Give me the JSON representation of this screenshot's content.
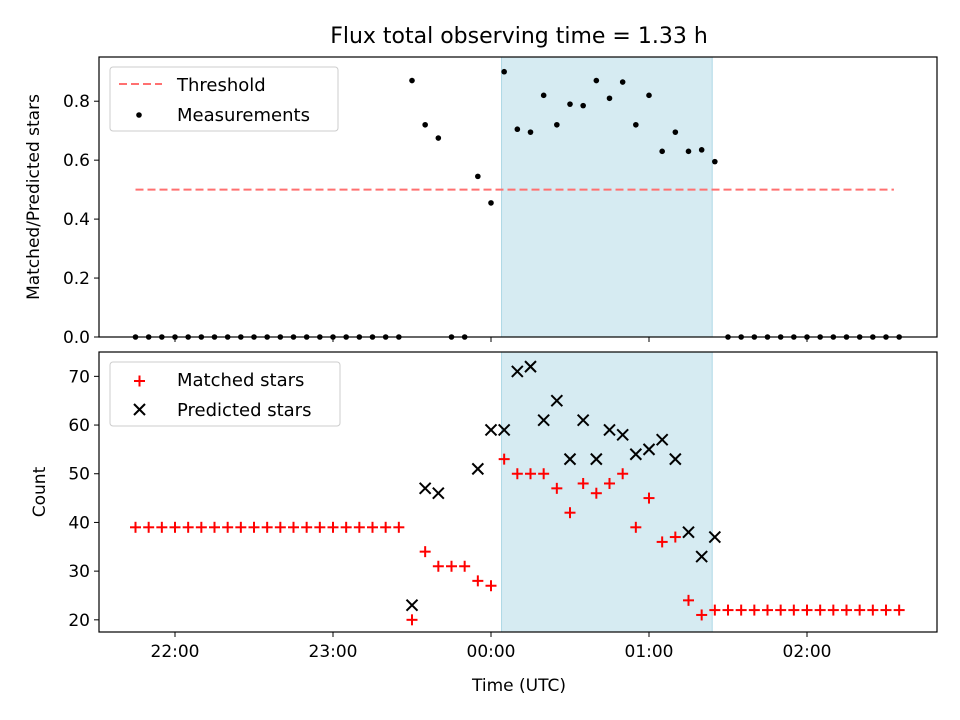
{
  "chart_data": {
    "title": "Flux total observing time = 1.33 h",
    "x_tick_labels": [
      "22:00",
      "23:00",
      "00:00",
      "01:00",
      "02:00"
    ],
    "x_tick_hours": [
      22,
      23,
      24,
      25,
      26
    ],
    "xlabel": "Time (UTC)",
    "shaded_interval": {
      "start": "00:04",
      "end": "01:24",
      "color": "#add8e6"
    },
    "panels": [
      {
        "type": "scatter",
        "ylabel": "Matched/Predicted stars",
        "ylim": [
          0,
          0.95
        ],
        "y_tick_labels": [
          "0.0",
          "0.2",
          "0.4",
          "0.6",
          "0.8"
        ],
        "y_ticks": [
          0,
          0.2,
          0.4,
          0.6,
          0.8
        ],
        "threshold": {
          "name": "Threshold",
          "value": 0.5,
          "x_start": "21:45",
          "x_end": "02:33",
          "color": "#ff7070"
        },
        "legend": {
          "position": "top-left",
          "entries": [
            "Threshold",
            "Measurements"
          ]
        },
        "series": [
          {
            "name": "Measurements",
            "color": "#000000",
            "points": [
              [
                "21:45",
                0
              ],
              [
                "21:50",
                0
              ],
              [
                "21:55",
                0
              ],
              [
                "22:00",
                0
              ],
              [
                "22:05",
                0
              ],
              [
                "22:10",
                0
              ],
              [
                "22:15",
                0
              ],
              [
                "22:20",
                0
              ],
              [
                "22:25",
                0
              ],
              [
                "22:30",
                0
              ],
              [
                "22:35",
                0
              ],
              [
                "22:40",
                0
              ],
              [
                "22:45",
                0
              ],
              [
                "22:50",
                0
              ],
              [
                "22:55",
                0
              ],
              [
                "23:00",
                0
              ],
              [
                "23:05",
                0
              ],
              [
                "23:10",
                0
              ],
              [
                "23:15",
                0
              ],
              [
                "23:20",
                0
              ],
              [
                "23:25",
                0
              ],
              [
                "23:30",
                0.87
              ],
              [
                "23:35",
                0.72
              ],
              [
                "23:40",
                0.675
              ],
              [
                "23:45",
                0
              ],
              [
                "23:50",
                0
              ],
              [
                "23:55",
                0.545
              ],
              [
                "00:00",
                0.455
              ],
              [
                "00:05",
                0.9
              ],
              [
                "00:10",
                0.705
              ],
              [
                "00:15",
                0.695
              ],
              [
                "00:20",
                0.82
              ],
              [
                "00:25",
                0.72
              ],
              [
                "00:30",
                0.79
              ],
              [
                "00:35",
                0.785
              ],
              [
                "00:40",
                0.87
              ],
              [
                "00:45",
                0.81
              ],
              [
                "00:50",
                0.865
              ],
              [
                "00:55",
                0.72
              ],
              [
                "01:00",
                0.82
              ],
              [
                "01:05",
                0.63
              ],
              [
                "01:10",
                0.695
              ],
              [
                "01:15",
                0.63
              ],
              [
                "01:20",
                0.635
              ],
              [
                "01:25",
                0.595
              ],
              [
                "01:30",
                0
              ],
              [
                "01:35",
                0
              ],
              [
                "01:40",
                0
              ],
              [
                "01:45",
                0
              ],
              [
                "01:50",
                0
              ],
              [
                "01:55",
                0
              ],
              [
                "02:00",
                0
              ],
              [
                "02:05",
                0
              ],
              [
                "02:10",
                0
              ],
              [
                "02:15",
                0
              ],
              [
                "02:20",
                0
              ],
              [
                "02:25",
                0
              ],
              [
                "02:30",
                0
              ],
              [
                "02:35",
                0
              ]
            ]
          }
        ]
      },
      {
        "type": "scatter",
        "ylabel": "Count",
        "ylim": [
          17.5,
          75
        ],
        "y_tick_labels": [
          "20",
          "30",
          "40",
          "50",
          "60",
          "70"
        ],
        "y_ticks": [
          20,
          30,
          40,
          50,
          60,
          70
        ],
        "legend": {
          "position": "top-left",
          "entries": [
            "Matched stars",
            "Predicted stars"
          ]
        },
        "series": [
          {
            "name": "Matched stars",
            "marker": "plus",
            "color": "#ff0000",
            "points": [
              [
                "21:45",
                39
              ],
              [
                "21:50",
                39
              ],
              [
                "21:55",
                39
              ],
              [
                "22:00",
                39
              ],
              [
                "22:05",
                39
              ],
              [
                "22:10",
                39
              ],
              [
                "22:15",
                39
              ],
              [
                "22:20",
                39
              ],
              [
                "22:25",
                39
              ],
              [
                "22:30",
                39
              ],
              [
                "22:35",
                39
              ],
              [
                "22:40",
                39
              ],
              [
                "22:45",
                39
              ],
              [
                "22:50",
                39
              ],
              [
                "22:55",
                39
              ],
              [
                "23:00",
                39
              ],
              [
                "23:05",
                39
              ],
              [
                "23:10",
                39
              ],
              [
                "23:15",
                39
              ],
              [
                "23:20",
                39
              ],
              [
                "23:25",
                39
              ],
              [
                "23:30",
                20
              ],
              [
                "23:35",
                34
              ],
              [
                "23:40",
                31
              ],
              [
                "23:45",
                31
              ],
              [
                "23:50",
                31
              ],
              [
                "23:55",
                28
              ],
              [
                "00:00",
                27
              ],
              [
                "00:05",
                53
              ],
              [
                "00:10",
                50
              ],
              [
                "00:15",
                50
              ],
              [
                "00:20",
                50
              ],
              [
                "00:25",
                47
              ],
              [
                "00:30",
                42
              ],
              [
                "00:35",
                48
              ],
              [
                "00:40",
                46
              ],
              [
                "00:45",
                48
              ],
              [
                "00:50",
                50
              ],
              [
                "00:55",
                39
              ],
              [
                "01:00",
                45
              ],
              [
                "01:05",
                36
              ],
              [
                "01:10",
                37
              ],
              [
                "01:15",
                24
              ],
              [
                "01:20",
                21
              ],
              [
                "01:25",
                22
              ],
              [
                "01:30",
                22
              ],
              [
                "01:35",
                22
              ],
              [
                "01:40",
                22
              ],
              [
                "01:45",
                22
              ],
              [
                "01:50",
                22
              ],
              [
                "01:55",
                22
              ],
              [
                "02:00",
                22
              ],
              [
                "02:05",
                22
              ],
              [
                "02:10",
                22
              ],
              [
                "02:15",
                22
              ],
              [
                "02:20",
                22
              ],
              [
                "02:25",
                22
              ],
              [
                "02:30",
                22
              ],
              [
                "02:35",
                22
              ]
            ]
          },
          {
            "name": "Predicted stars",
            "marker": "x",
            "color": "#000000",
            "points": [
              [
                "23:30",
                23
              ],
              [
                "23:35",
                47
              ],
              [
                "23:40",
                46
              ],
              [
                "23:55",
                51
              ],
              [
                "00:00",
                59
              ],
              [
                "00:05",
                59
              ],
              [
                "00:10",
                71
              ],
              [
                "00:15",
                72
              ],
              [
                "00:20",
                61
              ],
              [
                "00:25",
                65
              ],
              [
                "00:30",
                53
              ],
              [
                "00:35",
                61
              ],
              [
                "00:40",
                53
              ],
              [
                "00:45",
                59
              ],
              [
                "00:50",
                58
              ],
              [
                "00:55",
                54
              ],
              [
                "01:00",
                55
              ],
              [
                "01:05",
                57
              ],
              [
                "01:10",
                53
              ],
              [
                "01:15",
                38
              ],
              [
                "01:20",
                33
              ],
              [
                "01:25",
                37
              ]
            ]
          }
        ]
      }
    ]
  }
}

|---|

◆ **Requirements**
Copy the records above exactly, omitting every picture.

◆ **Answer to this task**
Give me the JSON representation of this screenshot's content.
{
  "chart_data": {
    "title": "Flux total observing time = 1.33 h",
    "x_tick_labels": [
      "22:00",
      "23:00",
      "00:00",
      "01:00",
      "02:00"
    ],
    "x_tick_hours": [
      22,
      23,
      24,
      25,
      26
    ],
    "xlabel": "Time (UTC)",
    "shaded_interval": {
      "start": "00:04",
      "end": "01:24",
      "color": "#add8e6"
    },
    "panels": [
      {
        "type": "scatter",
        "ylabel": "Matched/Predicted stars",
        "ylim": [
          0,
          0.95
        ],
        "y_tick_labels": [
          "0.0",
          "0.2",
          "0.4",
          "0.6",
          "0.8"
        ],
        "y_ticks": [
          0,
          0.2,
          0.4,
          0.6,
          0.8
        ],
        "threshold": {
          "name": "Threshold",
          "value": 0.5,
          "x_start": "21:45",
          "x_end": "02:33",
          "color": "#ff7070"
        },
        "legend": {
          "position": "top-left",
          "entries": [
            "Threshold",
            "Measurements"
          ]
        },
        "series": [
          {
            "name": "Measurements",
            "color": "#000000",
            "points": [
              [
                "21:45",
                0
              ],
              [
                "21:50",
                0
              ],
              [
                "21:55",
                0
              ],
              [
                "22:00",
                0
              ],
              [
                "22:05",
                0
              ],
              [
                "22:10",
                0
              ],
              [
                "22:15",
                0
              ],
              [
                "22:20",
                0
              ],
              [
                "22:25",
                0
              ],
              [
                "22:30",
                0
              ],
              [
                "22:35",
                0
              ],
              [
                "22:40",
                0
              ],
              [
                "22:45",
                0
              ],
              [
                "22:50",
                0
              ],
              [
                "22:55",
                0
              ],
              [
                "23:00",
                0
              ],
              [
                "23:05",
                0
              ],
              [
                "23:10",
                0
              ],
              [
                "23:15",
                0
              ],
              [
                "23:20",
                0
              ],
              [
                "23:25",
                0
              ],
              [
                "23:30",
                0.87
              ],
              [
                "23:35",
                0.72
              ],
              [
                "23:40",
                0.675
              ],
              [
                "23:45",
                0
              ],
              [
                "23:50",
                0
              ],
              [
                "23:55",
                0.545
              ],
              [
                "00:00",
                0.455
              ],
              [
                "00:05",
                0.9
              ],
              [
                "00:10",
                0.705
              ],
              [
                "00:15",
                0.695
              ],
              [
                "00:20",
                0.82
              ],
              [
                "00:25",
                0.72
              ],
              [
                "00:30",
                0.79
              ],
              [
                "00:35",
                0.785
              ],
              [
                "00:40",
                0.87
              ],
              [
                "00:45",
                0.81
              ],
              [
                "00:50",
                0.865
              ],
              [
                "00:55",
                0.72
              ],
              [
                "01:00",
                0.82
              ],
              [
                "01:05",
                0.63
              ],
              [
                "01:10",
                0.695
              ],
              [
                "01:15",
                0.63
              ],
              [
                "01:20",
                0.635
              ],
              [
                "01:25",
                0.595
              ],
              [
                "01:30",
                0
              ],
              [
                "01:35",
                0
              ],
              [
                "01:40",
                0
              ],
              [
                "01:45",
                0
              ],
              [
                "01:50",
                0
              ],
              [
                "01:55",
                0
              ],
              [
                "02:00",
                0
              ],
              [
                "02:05",
                0
              ],
              [
                "02:10",
                0
              ],
              [
                "02:15",
                0
              ],
              [
                "02:20",
                0
              ],
              [
                "02:25",
                0
              ],
              [
                "02:30",
                0
              ],
              [
                "02:35",
                0
              ]
            ]
          }
        ]
      },
      {
        "type": "scatter",
        "ylabel": "Count",
        "ylim": [
          17.5,
          75
        ],
        "y_tick_labels": [
          "20",
          "30",
          "40",
          "50",
          "60",
          "70"
        ],
        "y_ticks": [
          20,
          30,
          40,
          50,
          60,
          70
        ],
        "legend": {
          "position": "top-left",
          "entries": [
            "Matched stars",
            "Predicted stars"
          ]
        },
        "series": [
          {
            "name": "Matched stars",
            "marker": "plus",
            "color": "#ff0000",
            "points": [
              [
                "21:45",
                39
              ],
              [
                "21:50",
                39
              ],
              [
                "21:55",
                39
              ],
              [
                "22:00",
                39
              ],
              [
                "22:05",
                39
              ],
              [
                "22:10",
                39
              ],
              [
                "22:15",
                39
              ],
              [
                "22:20",
                39
              ],
              [
                "22:25",
                39
              ],
              [
                "22:30",
                39
              ],
              [
                "22:35",
                39
              ],
              [
                "22:40",
                39
              ],
              [
                "22:45",
                39
              ],
              [
                "22:50",
                39
              ],
              [
                "22:55",
                39
              ],
              [
                "23:00",
                39
              ],
              [
                "23:05",
                39
              ],
              [
                "23:10",
                39
              ],
              [
                "23:15",
                39
              ],
              [
                "23:20",
                39
              ],
              [
                "23:25",
                39
              ],
              [
                "23:30",
                20
              ],
              [
                "23:35",
                34
              ],
              [
                "23:40",
                31
              ],
              [
                "23:45",
                31
              ],
              [
                "23:50",
                31
              ],
              [
                "23:55",
                28
              ],
              [
                "00:00",
                27
              ],
              [
                "00:05",
                53
              ],
              [
                "00:10",
                50
              ],
              [
                "00:15",
                50
              ],
              [
                "00:20",
                50
              ],
              [
                "00:25",
                47
              ],
              [
                "00:30",
                42
              ],
              [
                "00:35",
                48
              ],
              [
                "00:40",
                46
              ],
              [
                "00:45",
                48
              ],
              [
                "00:50",
                50
              ],
              [
                "00:55",
                39
              ],
              [
                "01:00",
                45
              ],
              [
                "01:05",
                36
              ],
              [
                "01:10",
                37
              ],
              [
                "01:15",
                24
              ],
              [
                "01:20",
                21
              ],
              [
                "01:25",
                22
              ],
              [
                "01:30",
                22
              ],
              [
                "01:35",
                22
              ],
              [
                "01:40",
                22
              ],
              [
                "01:45",
                22
              ],
              [
                "01:50",
                22
              ],
              [
                "01:55",
                22
              ],
              [
                "02:00",
                22
              ],
              [
                "02:05",
                22
              ],
              [
                "02:10",
                22
              ],
              [
                "02:15",
                22
              ],
              [
                "02:20",
                22
              ],
              [
                "02:25",
                22
              ],
              [
                "02:30",
                22
              ],
              [
                "02:35",
                22
              ]
            ]
          },
          {
            "name": "Predicted stars",
            "marker": "x",
            "color": "#000000",
            "points": [
              [
                "23:30",
                23
              ],
              [
                "23:35",
                47
              ],
              [
                "23:40",
                46
              ],
              [
                "23:55",
                51
              ],
              [
                "00:00",
                59
              ],
              [
                "00:05",
                59
              ],
              [
                "00:10",
                71
              ],
              [
                "00:15",
                72
              ],
              [
                "00:20",
                61
              ],
              [
                "00:25",
                65
              ],
              [
                "00:30",
                53
              ],
              [
                "00:35",
                61
              ],
              [
                "00:40",
                53
              ],
              [
                "00:45",
                59
              ],
              [
                "00:50",
                58
              ],
              [
                "00:55",
                54
              ],
              [
                "01:00",
                55
              ],
              [
                "01:05",
                57
              ],
              [
                "01:10",
                53
              ],
              [
                "01:15",
                38
              ],
              [
                "01:20",
                33
              ],
              [
                "01:25",
                37
              ]
            ]
          }
        ]
      }
    ]
  }
}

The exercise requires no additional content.